> _EXERCISE BRIEF_
Reproduce the records below exactly, leaving out any pictures.

> _Data tied to figure images_
•••
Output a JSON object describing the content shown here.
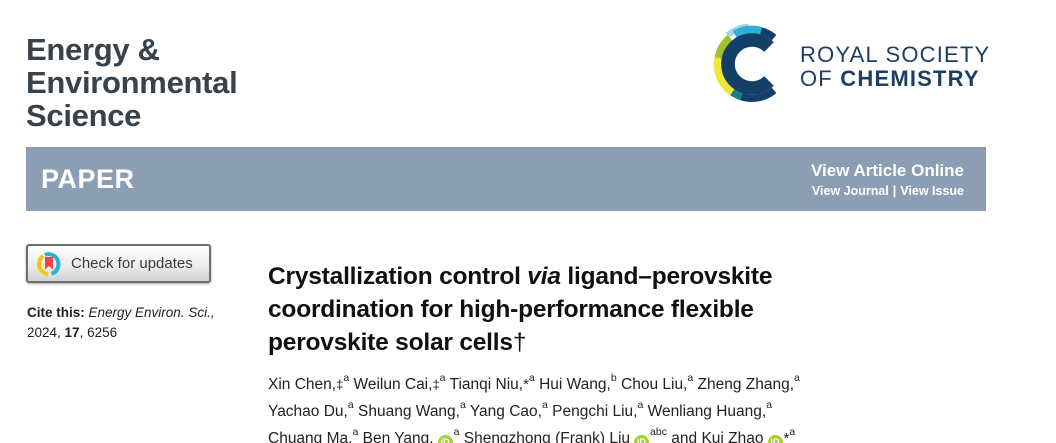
{
  "masthead": {
    "journal_title_lines": [
      "Energy &",
      "Environmental",
      "Science"
    ],
    "rsc_wordmark": {
      "line1": "ROYAL SOCIETY",
      "line2_of": "OF ",
      "line2_name": "CHEMISTRY"
    }
  },
  "banner": {
    "section_label": "PAPER",
    "view_article_online": "View Article Online",
    "view_journal": "View Journal",
    "link_separator": "|",
    "view_issue": "View Issue"
  },
  "sidebar": {
    "check_updates_label": "Check for updates",
    "cite": {
      "label": "Cite this: ",
      "journal_abbrev": "Energy Environ. Sci.,",
      "year": "2024, ",
      "volume": "17",
      "pages": ", 6256"
    }
  },
  "article": {
    "title_lines": [
      {
        "pre": "Crystallization control ",
        "italic": "via",
        "post": " ligand–perovskite"
      },
      {
        "pre": "coordination for high-performance flexible"
      },
      {
        "pre": "perovskite solar cells",
        "dagger": "†"
      }
    ],
    "orcid_icon_label": "iD",
    "ddagger_symbol": "‡",
    "star_symbol": "*",
    "authors": [
      {
        "name": "Xin Chen,",
        "ddagger": true,
        "sup": "a"
      },
      {
        "name": "Weilun Cai,",
        "ddagger": true,
        "sup": "a"
      },
      {
        "name": "Tianqi Niu,",
        "star": true,
        "sup": "a"
      },
      {
        "name": "Hui Wang,",
        "sup": "b"
      },
      {
        "name": "Chou Liu,",
        "sup": "a"
      },
      {
        "name": "Zheng Zhang,",
        "sup": "a",
        "break_after": true
      },
      {
        "name": "Yachao Du,",
        "sup": "a"
      },
      {
        "name": "Shuang Wang,",
        "sup": "a"
      },
      {
        "name": "Yang Cao,",
        "sup": "a"
      },
      {
        "name": "Pengchi Liu,",
        "sup": "a"
      },
      {
        "name": "Wenliang Huang,",
        "sup": "a",
        "break_after": true
      },
      {
        "name": "Chuang Ma,",
        "sup": "a"
      },
      {
        "name": "Ben Yang,",
        "orcid": true,
        "sup": "a"
      },
      {
        "name": "Shengzhong (Frank) Liu",
        "orcid": true,
        "sup": "abc"
      },
      {
        "name": "and Kui Zhao",
        "orcid": true,
        "star": true,
        "sup": "a"
      }
    ]
  },
  "colors": {
    "banner_bg": "#8c9eb3",
    "journal_title": "#36424c",
    "rsc_navy": "#1b3e66",
    "orcid_green": "#a6ce39",
    "crossmark_red": "#ef4450",
    "crossmark_cyan": "#21b5cf",
    "crossmark_yellow": "#fdc511",
    "logo_cyan": "#2fb1d4",
    "logo_light_blue": "#a5d8ea",
    "logo_green": "#a0c32a",
    "logo_yellow": "#f2e535",
    "logo_teal": "#13808c",
    "logo_navy": "#143f68"
  }
}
•••
> _RESPONSE BOX_
Output a JSON object describing the content shown here.
{
  "masthead": {
    "journal_title_lines": [
      "Energy &",
      "Environmental",
      "Science"
    ],
    "rsc_wordmark": {
      "line1": "ROYAL SOCIETY",
      "line2_of": "OF ",
      "line2_name": "CHEMISTRY"
    }
  },
  "banner": {
    "section_label": "PAPER",
    "view_article_online": "View Article Online",
    "view_journal": "View Journal",
    "link_separator": "|",
    "view_issue": "View Issue"
  },
  "sidebar": {
    "check_updates_label": "Check for updates",
    "cite": {
      "label": "Cite this: ",
      "journal_abbrev": "Energy Environ. Sci.,",
      "year": "2024, ",
      "volume": "17",
      "pages": ", 6256"
    }
  },
  "article": {
    "title_lines": [
      {
        "pre": "Crystallization control ",
        "italic": "via",
        "post": " ligand–perovskite"
      },
      {
        "pre": "coordination for high-performance flexible"
      },
      {
        "pre": "perovskite solar cells",
        "dagger": "†"
      }
    ],
    "orcid_icon_label": "iD",
    "ddagger_symbol": "‡",
    "star_symbol": "*",
    "authors": [
      {
        "name": "Xin Chen,",
        "ddagger": true,
        "sup": "a"
      },
      {
        "name": "Weilun Cai,",
        "ddagger": true,
        "sup": "a"
      },
      {
        "name": "Tianqi Niu,",
        "star": true,
        "sup": "a"
      },
      {
        "name": "Hui Wang,",
        "sup": "b"
      },
      {
        "name": "Chou Liu,",
        "sup": "a"
      },
      {
        "name": "Zheng Zhang,",
        "sup": "a",
        "break_after": true
      },
      {
        "name": "Yachao Du,",
        "sup": "a"
      },
      {
        "name": "Shuang Wang,",
        "sup": "a"
      },
      {
        "name": "Yang Cao,",
        "sup": "a"
      },
      {
        "name": "Pengchi Liu,",
        "sup": "a"
      },
      {
        "name": "Wenliang Huang,",
        "sup": "a",
        "break_after": true
      },
      {
        "name": "Chuang Ma,",
        "sup": "a"
      },
      {
        "name": "Ben Yang,",
        "orcid": true,
        "sup": "a"
      },
      {
        "name": "Shengzhong (Frank) Liu",
        "orcid": true,
        "sup": "abc"
      },
      {
        "name": "and Kui Zhao",
        "orcid": true,
        "star": true,
        "sup": "a"
      }
    ]
  },
  "colors": {
    "banner_bg": "#8c9eb3",
    "journal_title": "#36424c",
    "rsc_navy": "#1b3e66",
    "orcid_green": "#a6ce39",
    "crossmark_red": "#ef4450",
    "crossmark_cyan": "#21b5cf",
    "crossmark_yellow": "#fdc511",
    "logo_cyan": "#2fb1d4",
    "logo_light_blue": "#a5d8ea",
    "logo_green": "#a0c32a",
    "logo_yellow": "#f2e535",
    "logo_teal": "#13808c",
    "logo_navy": "#143f68"
  }
}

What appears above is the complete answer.